══ Data to use

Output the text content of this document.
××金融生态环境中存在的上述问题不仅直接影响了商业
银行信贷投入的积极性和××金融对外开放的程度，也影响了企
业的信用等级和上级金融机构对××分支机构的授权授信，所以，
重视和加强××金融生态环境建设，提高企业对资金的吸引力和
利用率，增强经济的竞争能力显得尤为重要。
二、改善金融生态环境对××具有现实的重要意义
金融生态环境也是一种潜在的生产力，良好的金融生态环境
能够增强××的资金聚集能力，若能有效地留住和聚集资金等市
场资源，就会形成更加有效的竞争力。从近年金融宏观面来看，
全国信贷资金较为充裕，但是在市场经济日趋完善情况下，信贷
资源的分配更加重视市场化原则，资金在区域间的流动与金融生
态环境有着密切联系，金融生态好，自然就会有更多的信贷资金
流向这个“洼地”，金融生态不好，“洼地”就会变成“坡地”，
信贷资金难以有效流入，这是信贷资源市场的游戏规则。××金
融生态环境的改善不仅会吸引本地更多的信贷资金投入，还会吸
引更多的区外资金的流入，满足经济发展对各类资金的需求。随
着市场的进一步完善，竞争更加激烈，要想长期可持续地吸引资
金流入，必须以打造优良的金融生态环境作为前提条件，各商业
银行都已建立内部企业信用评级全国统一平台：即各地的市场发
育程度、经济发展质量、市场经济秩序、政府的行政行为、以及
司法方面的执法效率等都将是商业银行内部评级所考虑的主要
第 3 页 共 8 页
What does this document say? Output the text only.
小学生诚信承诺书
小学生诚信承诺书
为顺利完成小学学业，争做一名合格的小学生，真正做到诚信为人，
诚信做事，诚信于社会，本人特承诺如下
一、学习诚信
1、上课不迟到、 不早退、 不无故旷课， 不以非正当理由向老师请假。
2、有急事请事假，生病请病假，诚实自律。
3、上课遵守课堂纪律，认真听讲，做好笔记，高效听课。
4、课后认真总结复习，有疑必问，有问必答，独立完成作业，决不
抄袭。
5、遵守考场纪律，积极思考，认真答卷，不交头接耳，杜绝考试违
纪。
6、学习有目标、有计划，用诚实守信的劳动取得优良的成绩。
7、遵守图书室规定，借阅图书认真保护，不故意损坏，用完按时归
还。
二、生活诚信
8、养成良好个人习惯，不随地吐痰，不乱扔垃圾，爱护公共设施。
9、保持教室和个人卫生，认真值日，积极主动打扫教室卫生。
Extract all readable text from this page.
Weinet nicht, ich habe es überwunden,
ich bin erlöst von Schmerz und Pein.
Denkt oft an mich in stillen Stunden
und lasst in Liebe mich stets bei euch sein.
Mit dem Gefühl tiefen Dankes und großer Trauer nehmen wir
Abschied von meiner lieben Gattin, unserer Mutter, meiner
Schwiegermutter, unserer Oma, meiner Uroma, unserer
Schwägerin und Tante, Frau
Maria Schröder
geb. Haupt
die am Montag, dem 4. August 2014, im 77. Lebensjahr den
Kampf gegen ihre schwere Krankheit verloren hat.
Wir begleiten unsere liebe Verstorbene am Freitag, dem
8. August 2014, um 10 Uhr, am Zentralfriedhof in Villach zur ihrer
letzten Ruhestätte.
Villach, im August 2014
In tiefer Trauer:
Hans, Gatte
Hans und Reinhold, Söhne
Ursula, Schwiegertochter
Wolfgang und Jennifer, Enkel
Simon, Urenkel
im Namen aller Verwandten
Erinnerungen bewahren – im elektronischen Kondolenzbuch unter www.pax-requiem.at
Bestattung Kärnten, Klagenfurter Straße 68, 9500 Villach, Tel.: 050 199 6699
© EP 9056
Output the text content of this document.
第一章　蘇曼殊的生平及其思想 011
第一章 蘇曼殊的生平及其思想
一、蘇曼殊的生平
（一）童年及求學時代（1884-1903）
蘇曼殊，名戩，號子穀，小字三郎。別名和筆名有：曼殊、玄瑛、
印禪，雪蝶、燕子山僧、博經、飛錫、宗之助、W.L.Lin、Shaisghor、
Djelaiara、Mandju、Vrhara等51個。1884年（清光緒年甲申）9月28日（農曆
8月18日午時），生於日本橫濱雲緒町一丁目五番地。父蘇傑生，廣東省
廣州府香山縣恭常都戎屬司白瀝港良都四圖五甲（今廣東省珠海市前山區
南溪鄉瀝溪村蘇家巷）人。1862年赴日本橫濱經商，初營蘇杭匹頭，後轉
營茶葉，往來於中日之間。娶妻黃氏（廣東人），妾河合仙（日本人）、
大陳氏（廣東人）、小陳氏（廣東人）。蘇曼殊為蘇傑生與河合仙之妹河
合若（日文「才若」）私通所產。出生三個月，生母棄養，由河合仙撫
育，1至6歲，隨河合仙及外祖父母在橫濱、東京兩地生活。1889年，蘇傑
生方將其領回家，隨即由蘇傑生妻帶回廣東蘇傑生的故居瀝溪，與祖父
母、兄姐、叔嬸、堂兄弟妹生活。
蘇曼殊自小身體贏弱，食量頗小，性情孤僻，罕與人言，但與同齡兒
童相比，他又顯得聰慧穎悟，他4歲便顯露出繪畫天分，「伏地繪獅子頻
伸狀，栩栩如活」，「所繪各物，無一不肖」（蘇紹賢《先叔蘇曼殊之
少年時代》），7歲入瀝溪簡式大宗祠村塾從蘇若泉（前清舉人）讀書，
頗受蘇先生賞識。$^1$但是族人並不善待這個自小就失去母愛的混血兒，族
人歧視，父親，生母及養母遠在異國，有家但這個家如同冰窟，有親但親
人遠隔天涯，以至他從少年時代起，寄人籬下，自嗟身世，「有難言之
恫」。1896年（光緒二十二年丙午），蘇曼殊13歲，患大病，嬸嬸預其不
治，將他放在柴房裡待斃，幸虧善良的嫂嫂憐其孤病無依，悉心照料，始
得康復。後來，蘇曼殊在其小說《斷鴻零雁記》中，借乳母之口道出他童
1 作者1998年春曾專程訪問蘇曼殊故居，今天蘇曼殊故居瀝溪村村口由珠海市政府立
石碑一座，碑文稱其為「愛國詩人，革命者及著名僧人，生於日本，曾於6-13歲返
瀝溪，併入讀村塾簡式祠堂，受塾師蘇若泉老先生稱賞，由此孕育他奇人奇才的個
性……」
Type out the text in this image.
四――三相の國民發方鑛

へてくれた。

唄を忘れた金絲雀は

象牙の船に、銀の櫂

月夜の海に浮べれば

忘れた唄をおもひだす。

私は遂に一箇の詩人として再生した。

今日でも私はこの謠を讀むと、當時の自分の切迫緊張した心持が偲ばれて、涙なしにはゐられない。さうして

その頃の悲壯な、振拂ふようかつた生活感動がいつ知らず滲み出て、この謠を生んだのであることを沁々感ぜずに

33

════

• _Exercise_:
Provide all the records again, word for word.

• _Result of this exercise_:
Output the text content of this document.
××金融生态环境中存在的上述问题不仅直接影响了商业
银行信贷投入的积极性和××金融对外开放的程度，也影响了企
业的信用等级和上级金融机构对××分支机构的授权授信，所以，
重视和加强××金融生态环境建设，提高企业对资金的吸引力和
利用率，增强经济的竞争能力显得尤为重要。
二、改善金融生态环境对××具有现实的重要意义
金融生态环境也是一种潜在的生产力，良好的金融生态环境
能够增强××的资金聚集能力，若能有效地留住和聚集资金等市
场资源，就会形成更加有效的竞争力。从近年金融宏观面来看，
全国信贷资金较为充裕，但是在市场经济日趋完善情况下，信贷
资源的分配更加重视市场化原则，资金在区域间的流动与金融生
态环境有着密切联系，金融生态好，自然就会有更多的信贷资金
流向这个“洼地”，金融生态不好，“洼地”就会变成“坡地”，
信贷资金难以有效流入，这是信贷资源市场的游戏规则。××金
融生态环境的改善不仅会吸引本地更多的信贷资金投入，还会吸
引更多的区外资金的流入，满足经济发展对各类资金的需求。随
着市场的进一步完善，竞争更加激烈，要想长期可持续地吸引资
金流入，必须以打造优良的金融生态环境作为前提条件，各商业
银行都已建立内部企业信用评级全国统一平台：即各地的市场发
育程度、经济发展质量、市场经济秩序、政府的行政行为、以及
司法方面的执法效率等都将是商业银行内部评级所考虑的主要
第 3 页 共 8 页
What does this document say? Output the text only.
小学生诚信承诺书
小学生诚信承诺书
为顺利完成小学学业，争做一名合格的小学生，真正做到诚信为人，
诚信做事，诚信于社会，本人特承诺如下
一、学习诚信
1、上课不迟到、 不早退、 不无故旷课， 不以非正当理由向老师请假。
2、有急事请事假，生病请病假，诚实自律。
3、上课遵守课堂纪律，认真听讲，做好笔记，高效听课。
4、课后认真总结复习，有疑必问，有问必答，独立完成作业，决不
抄袭。
5、遵守考场纪律，积极思考，认真答卷，不交头接耳，杜绝考试违
纪。
6、学习有目标、有计划，用诚实守信的劳动取得优良的成绩。
7、遵守图书室规定，借阅图书认真保护，不故意损坏，用完按时归
还。
二、生活诚信
8、养成良好个人习惯，不随地吐痰，不乱扔垃圾，爱护公共设施。
9、保持教室和个人卫生，认真值日，积极主动打扫教室卫生。
Extract all readable text from this page.
Weinet nicht, ich habe es überwunden,
ich bin erlöst von Schmerz und Pein.
Denkt oft an mich in stillen Stunden
und lasst in Liebe mich stets bei euch sein.
Mit dem Gefühl tiefen Dankes und großer Trauer nehmen wir
Abschied von meiner lieben Gattin, unserer Mutter, meiner
Schwiegermutter, unserer Oma, meiner Uroma, unserer
Schwägerin und Tante, Frau
Maria Schröder
geb. Haupt
die am Montag, dem 4. August 2014, im 77. Lebensjahr den
Kampf gegen ihre schwere Krankheit verloren hat.
Wir begleiten unsere liebe Verstorbene am Freitag, dem
8. August 2014, um 10 Uhr, am Zentralfriedhof in Villach zur ihrer
letzten Ruhestätte.
Villach, im August 2014
In tiefer Trauer:
Hans, Gatte
Hans und Reinhold, Söhne
Ursula, Schwiegertochter
Wolfgang und Jennifer, Enkel
Simon, Urenkel
im Namen aller Verwandten
Erinnerungen bewahren – im elektronischen Kondolenzbuch unter www.pax-requiem.at
Bestattung Kärnten, Klagenfurter Straße 68, 9500 Villach, Tel.: 050 199 6699
© EP 9056
Output the text content of this document.
第一章　蘇曼殊的生平及其思想 011
第一章 蘇曼殊的生平及其思想
一、蘇曼殊的生平
（一）童年及求學時代（1884-1903）
蘇曼殊，名戩，號子穀，小字三郎。別名和筆名有：曼殊、玄瑛、
印禪，雪蝶、燕子山僧、博經、飛錫、宗之助、W.L.Lin、Shaisghor、
Djelaiara、Mandju、Vrhara等51個。1884年（清光緒年甲申）9月28日（農曆
8月18日午時），生於日本橫濱雲緒町一丁目五番地。父蘇傑生，廣東省
廣州府香山縣恭常都戎屬司白瀝港良都四圖五甲（今廣東省珠海市前山區
南溪鄉瀝溪村蘇家巷）人。1862年赴日本橫濱經商，初營蘇杭匹頭，後轉
營茶葉，往來於中日之間。娶妻黃氏（廣東人），妾河合仙（日本人）、
大陳氏（廣東人）、小陳氏（廣東人）。蘇曼殊為蘇傑生與河合仙之妹河
合若（日文「才若」）私通所產。出生三個月，生母棄養，由河合仙撫
育，1至6歲，隨河合仙及外祖父母在橫濱、東京兩地生活。1889年，蘇傑
生方將其領回家，隨即由蘇傑生妻帶回廣東蘇傑生的故居瀝溪，與祖父
母、兄姐、叔嬸、堂兄弟妹生活。
蘇曼殊自小身體贏弱，食量頗小，性情孤僻，罕與人言，但與同齡兒
童相比，他又顯得聰慧穎悟，他4歲便顯露出繪畫天分，「伏地繪獅子頻
伸狀，栩栩如活」，「所繪各物，無一不肖」（蘇紹賢《先叔蘇曼殊之
少年時代》），7歲入瀝溪簡式大宗祠村塾從蘇若泉（前清舉人）讀書，
頗受蘇先生賞識。$^1$但是族人並不善待這個自小就失去母愛的混血兒，族
人歧視，父親，生母及養母遠在異國，有家但這個家如同冰窟，有親但親
人遠隔天涯，以至他從少年時代起，寄人籬下，自嗟身世，「有難言之
恫」。1896年（光緒二十二年丙午），蘇曼殊13歲，患大病，嬸嬸預其不
治，將他放在柴房裡待斃，幸虧善良的嫂嫂憐其孤病無依，悉心照料，始
得康復。後來，蘇曼殊在其小說《斷鴻零雁記》中，借乳母之口道出他童
1 作者1998年春曾專程訪問蘇曼殊故居，今天蘇曼殊故居瀝溪村村口由珠海市政府立
石碑一座，碑文稱其為「愛國詩人，革命者及著名僧人，生於日本，曾於6-13歲返
瀝溪，併入讀村塾簡式祠堂，受塾師蘇若泉老先生稱賞，由此孕育他奇人奇才的個
性……」
Type out the text in this image.
四――三相の國民發方鑛

へてくれた。

唄を忘れた金絲雀は

象牙の船に、銀の櫂

月夜の海に浮べれば

忘れた唄をおもひだす。

私は遂に一箇の詩人として再生した。

今日でも私はこの謠を讀むと、當時の自分の切迫緊張した心持が偲ばれて、涙なしにはゐられない。さうして

その頃の悲壯な、振拂ふようかつた生活感動がいつ知らず滲み出て、この謠を生んだのであることを沁々感ぜずに

33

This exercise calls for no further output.